• [WHAT IS EXPECTED]: Retype every line of the data below without changing anything.

• [MATERIAL PROVIDED]:

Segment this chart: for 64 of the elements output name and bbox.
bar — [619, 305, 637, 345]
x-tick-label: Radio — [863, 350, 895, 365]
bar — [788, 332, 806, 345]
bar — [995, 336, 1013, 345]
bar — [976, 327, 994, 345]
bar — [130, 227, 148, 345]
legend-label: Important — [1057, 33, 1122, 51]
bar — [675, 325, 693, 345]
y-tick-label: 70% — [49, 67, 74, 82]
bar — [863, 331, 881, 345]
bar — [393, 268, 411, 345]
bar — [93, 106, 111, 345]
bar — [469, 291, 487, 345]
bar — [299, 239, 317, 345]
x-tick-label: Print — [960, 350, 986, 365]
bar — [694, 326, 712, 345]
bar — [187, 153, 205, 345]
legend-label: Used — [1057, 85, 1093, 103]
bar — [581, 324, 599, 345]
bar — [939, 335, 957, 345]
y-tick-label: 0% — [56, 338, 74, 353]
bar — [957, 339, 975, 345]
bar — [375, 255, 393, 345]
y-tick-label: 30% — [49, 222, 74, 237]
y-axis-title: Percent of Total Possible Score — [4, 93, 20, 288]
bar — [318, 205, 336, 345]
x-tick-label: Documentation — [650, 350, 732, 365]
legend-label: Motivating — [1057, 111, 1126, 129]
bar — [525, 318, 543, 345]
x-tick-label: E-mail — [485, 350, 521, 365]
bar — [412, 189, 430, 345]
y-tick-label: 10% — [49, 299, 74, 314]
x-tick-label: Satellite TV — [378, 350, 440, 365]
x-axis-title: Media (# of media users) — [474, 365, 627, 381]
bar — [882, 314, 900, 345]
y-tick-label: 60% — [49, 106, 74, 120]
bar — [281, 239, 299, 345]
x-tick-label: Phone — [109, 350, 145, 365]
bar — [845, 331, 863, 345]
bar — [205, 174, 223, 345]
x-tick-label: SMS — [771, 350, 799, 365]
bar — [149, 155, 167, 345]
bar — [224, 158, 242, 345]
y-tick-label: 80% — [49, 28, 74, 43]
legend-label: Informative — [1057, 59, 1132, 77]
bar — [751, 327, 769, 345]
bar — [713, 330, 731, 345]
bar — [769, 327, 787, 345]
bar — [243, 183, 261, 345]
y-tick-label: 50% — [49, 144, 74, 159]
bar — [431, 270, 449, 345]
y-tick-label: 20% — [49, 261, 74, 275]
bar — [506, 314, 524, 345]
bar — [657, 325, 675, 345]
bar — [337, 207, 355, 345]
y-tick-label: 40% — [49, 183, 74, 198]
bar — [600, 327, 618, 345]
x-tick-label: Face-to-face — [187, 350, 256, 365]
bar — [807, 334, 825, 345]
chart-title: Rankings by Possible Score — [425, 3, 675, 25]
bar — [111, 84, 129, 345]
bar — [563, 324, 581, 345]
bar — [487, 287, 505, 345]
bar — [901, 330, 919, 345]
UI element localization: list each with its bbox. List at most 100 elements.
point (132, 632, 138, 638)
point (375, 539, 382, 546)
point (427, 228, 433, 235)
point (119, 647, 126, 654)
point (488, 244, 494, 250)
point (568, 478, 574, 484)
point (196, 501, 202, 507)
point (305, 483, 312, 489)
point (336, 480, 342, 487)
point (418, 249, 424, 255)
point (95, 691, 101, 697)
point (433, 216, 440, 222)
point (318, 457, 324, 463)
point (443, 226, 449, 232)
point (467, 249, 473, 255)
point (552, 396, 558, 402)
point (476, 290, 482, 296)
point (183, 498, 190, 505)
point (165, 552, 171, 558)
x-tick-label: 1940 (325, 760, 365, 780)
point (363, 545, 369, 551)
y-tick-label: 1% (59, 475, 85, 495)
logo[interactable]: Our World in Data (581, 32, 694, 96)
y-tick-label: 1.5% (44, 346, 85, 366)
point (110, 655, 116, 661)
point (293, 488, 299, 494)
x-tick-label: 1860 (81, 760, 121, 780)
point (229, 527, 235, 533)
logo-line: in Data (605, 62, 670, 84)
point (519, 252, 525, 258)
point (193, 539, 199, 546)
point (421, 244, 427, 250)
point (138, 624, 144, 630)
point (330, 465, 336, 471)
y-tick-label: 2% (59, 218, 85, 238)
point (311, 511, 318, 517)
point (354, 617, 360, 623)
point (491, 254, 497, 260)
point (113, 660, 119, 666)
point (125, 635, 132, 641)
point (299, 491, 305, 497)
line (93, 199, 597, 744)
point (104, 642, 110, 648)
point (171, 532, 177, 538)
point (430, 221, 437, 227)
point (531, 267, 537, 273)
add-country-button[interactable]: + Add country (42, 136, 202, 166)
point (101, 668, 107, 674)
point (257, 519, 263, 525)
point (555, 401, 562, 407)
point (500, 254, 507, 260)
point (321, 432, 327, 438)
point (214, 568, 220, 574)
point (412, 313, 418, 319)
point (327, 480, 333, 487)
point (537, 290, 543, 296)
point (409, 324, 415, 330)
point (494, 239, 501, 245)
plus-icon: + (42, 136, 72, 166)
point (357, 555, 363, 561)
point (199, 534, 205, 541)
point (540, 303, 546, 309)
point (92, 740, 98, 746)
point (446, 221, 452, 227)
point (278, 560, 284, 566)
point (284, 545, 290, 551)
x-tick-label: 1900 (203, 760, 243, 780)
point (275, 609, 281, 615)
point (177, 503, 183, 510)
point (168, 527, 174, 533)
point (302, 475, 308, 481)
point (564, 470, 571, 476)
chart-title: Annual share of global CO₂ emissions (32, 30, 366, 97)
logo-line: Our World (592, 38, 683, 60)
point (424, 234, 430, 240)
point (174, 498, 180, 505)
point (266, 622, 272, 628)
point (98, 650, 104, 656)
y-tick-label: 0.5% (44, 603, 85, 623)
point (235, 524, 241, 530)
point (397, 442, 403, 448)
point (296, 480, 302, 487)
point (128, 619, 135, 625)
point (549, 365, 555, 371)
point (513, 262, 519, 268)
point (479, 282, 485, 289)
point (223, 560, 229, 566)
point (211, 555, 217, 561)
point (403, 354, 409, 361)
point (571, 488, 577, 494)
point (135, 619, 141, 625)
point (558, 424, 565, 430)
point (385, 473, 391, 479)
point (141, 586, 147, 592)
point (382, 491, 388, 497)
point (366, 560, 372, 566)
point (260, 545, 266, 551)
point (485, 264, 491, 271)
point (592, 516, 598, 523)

• [RESULT OF THIS TASK]:
Segment this chart: for 64 of the elements output name and bbox.
bar — [619, 305, 637, 345]
x-tick-label: Radio — [863, 350, 895, 365]
bar — [788, 332, 806, 345]
bar — [995, 336, 1013, 345]
bar — [976, 327, 994, 345]
bar — [130, 227, 148, 345]
legend-label: Important — [1057, 33, 1122, 51]
bar — [675, 325, 693, 345]
y-tick-label: 70% — [49, 67, 74, 82]
bar — [863, 331, 881, 345]
bar — [393, 268, 411, 345]
bar — [93, 106, 111, 345]
bar — [469, 291, 487, 345]
bar — [299, 239, 317, 345]
x-tick-label: Print — [960, 350, 986, 365]
bar — [694, 326, 712, 345]
bar — [187, 153, 205, 345]
legend-label: Used — [1057, 85, 1093, 103]
bar — [581, 324, 599, 345]
bar — [939, 335, 957, 345]
y-tick-label: 0% — [56, 338, 74, 353]
bar — [957, 339, 975, 345]
bar — [375, 255, 393, 345]
y-tick-label: 30% — [49, 222, 74, 237]
y-axis-title: Percent of Total Possible Score — [4, 93, 20, 288]
bar — [318, 205, 336, 345]
x-tick-label: Documentation — [650, 350, 732, 365]
legend-label: Motivating — [1057, 111, 1126, 129]
bar — [525, 318, 543, 345]
x-tick-label: E-mail — [485, 350, 521, 365]
bar — [412, 189, 430, 345]
y-tick-label: 10% — [49, 299, 74, 314]
x-tick-label: Satellite TV — [378, 350, 440, 365]
x-axis-title: Media (# of media users) — [474, 365, 627, 381]
bar — [882, 314, 900, 345]
y-tick-label: 60% — [49, 106, 74, 120]
bar — [281, 239, 299, 345]
x-tick-label: Phone — [109, 350, 145, 365]
bar — [845, 331, 863, 345]
bar — [205, 174, 223, 345]
x-tick-label: SMS — [771, 350, 799, 365]
bar — [149, 155, 167, 345]
bar — [224, 158, 242, 345]
y-tick-label: 80% — [49, 28, 74, 43]
legend-label: Informative — [1057, 59, 1132, 77]
bar — [751, 327, 769, 345]
bar — [713, 330, 731, 345]
bar — [769, 327, 787, 345]
bar — [243, 183, 261, 345]
y-tick-label: 50% — [49, 144, 74, 159]
bar — [431, 270, 449, 345]
y-tick-label: 20% — [49, 261, 74, 275]
bar — [506, 314, 524, 345]
bar — [657, 325, 675, 345]
bar — [337, 207, 355, 345]
y-tick-label: 40% — [49, 183, 74, 198]
bar — [600, 327, 618, 345]
x-tick-label: Face-to-face — [187, 350, 256, 365]
bar — [807, 334, 825, 345]
chart-title: Rankings by Possible Score — [425, 3, 675, 25]
bar — [111, 84, 129, 345]
bar — [563, 324, 581, 345]
bar — [487, 287, 505, 345]
bar — [901, 330, 919, 345]
UI element localization: list each with its bbox. List at most 100 elements.
point (132, 632, 138, 638)
point (375, 539, 382, 546)
point (427, 228, 433, 235)
point (119, 647, 126, 654)
point (488, 244, 494, 250)
point (568, 478, 574, 484)
point (196, 501, 202, 507)
point (305, 483, 312, 489)
point (336, 480, 342, 487)
point (418, 249, 424, 255)
point (95, 691, 101, 697)
point (433, 216, 440, 222)
point (318, 457, 324, 463)
point (443, 226, 449, 232)
point (467, 249, 473, 255)
point (552, 396, 558, 402)
point (476, 290, 482, 296)
point (183, 498, 190, 505)
point (165, 552, 171, 558)
x-tick-label: 1940 (325, 760, 365, 780)
point (363, 545, 369, 551)
y-tick-label: 1% (59, 475, 85, 495)
logo[interactable]: Our World in Data (581, 32, 694, 96)
y-tick-label: 1.5% (44, 346, 85, 366)
point (110, 655, 116, 661)
point (293, 488, 299, 494)
x-tick-label: 1860 (81, 760, 121, 780)
point (229, 527, 235, 533)
logo-line: in Data (605, 62, 670, 84)
point (519, 252, 525, 258)
point (193, 539, 199, 546)
point (421, 244, 427, 250)
point (138, 624, 144, 630)
point (330, 465, 336, 471)
y-tick-label: 2% (59, 218, 85, 238)
point (311, 511, 318, 517)
point (354, 617, 360, 623)
point (491, 254, 497, 260)
point (113, 660, 119, 666)
point (125, 635, 132, 641)
point (299, 491, 305, 497)
line (93, 199, 597, 744)
point (104, 642, 110, 648)
point (171, 532, 177, 538)
point (430, 221, 437, 227)
point (531, 267, 537, 273)
add-country-button[interactable]: + Add country (42, 136, 202, 166)
point (101, 668, 107, 674)
point (257, 519, 263, 525)
point (555, 401, 562, 407)
point (500, 254, 507, 260)
point (321, 432, 327, 438)
point (214, 568, 220, 574)
point (412, 313, 418, 319)
point (327, 480, 333, 487)
point (537, 290, 543, 296)
point (409, 324, 415, 330)
point (494, 239, 501, 245)
plus-icon: + (42, 136, 72, 166)
point (357, 555, 363, 561)
point (199, 534, 205, 541)
point (540, 303, 546, 309)
point (92, 740, 98, 746)
point (446, 221, 452, 227)
point (278, 560, 284, 566)
point (284, 545, 290, 551)
x-tick-label: 1900 (203, 760, 243, 780)
point (275, 609, 281, 615)
point (177, 503, 183, 510)
point (168, 527, 174, 533)
point (302, 475, 308, 481)
point (564, 470, 571, 476)
chart-title: Annual share of global CO₂ emissions (32, 30, 366, 97)
logo-line: Our World (592, 38, 683, 60)
point (424, 234, 430, 240)
point (174, 498, 180, 505)
point (266, 622, 272, 628)
point (98, 650, 104, 656)
y-tick-label: 0.5% (44, 603, 85, 623)
point (235, 524, 241, 530)
point (397, 442, 403, 448)
point (296, 480, 302, 487)
point (128, 619, 135, 625)
point (549, 365, 555, 371)
point (513, 262, 519, 268)
point (479, 282, 485, 289)
point (223, 560, 229, 566)
point (211, 555, 217, 561)
point (403, 354, 409, 361)
point (571, 488, 577, 494)
point (135, 619, 141, 625)
point (558, 424, 565, 430)
point (385, 473, 391, 479)
point (141, 586, 147, 592)
point (382, 491, 388, 497)
point (366, 560, 372, 566)
point (260, 545, 266, 551)
point (485, 264, 491, 271)
point (592, 516, 598, 523)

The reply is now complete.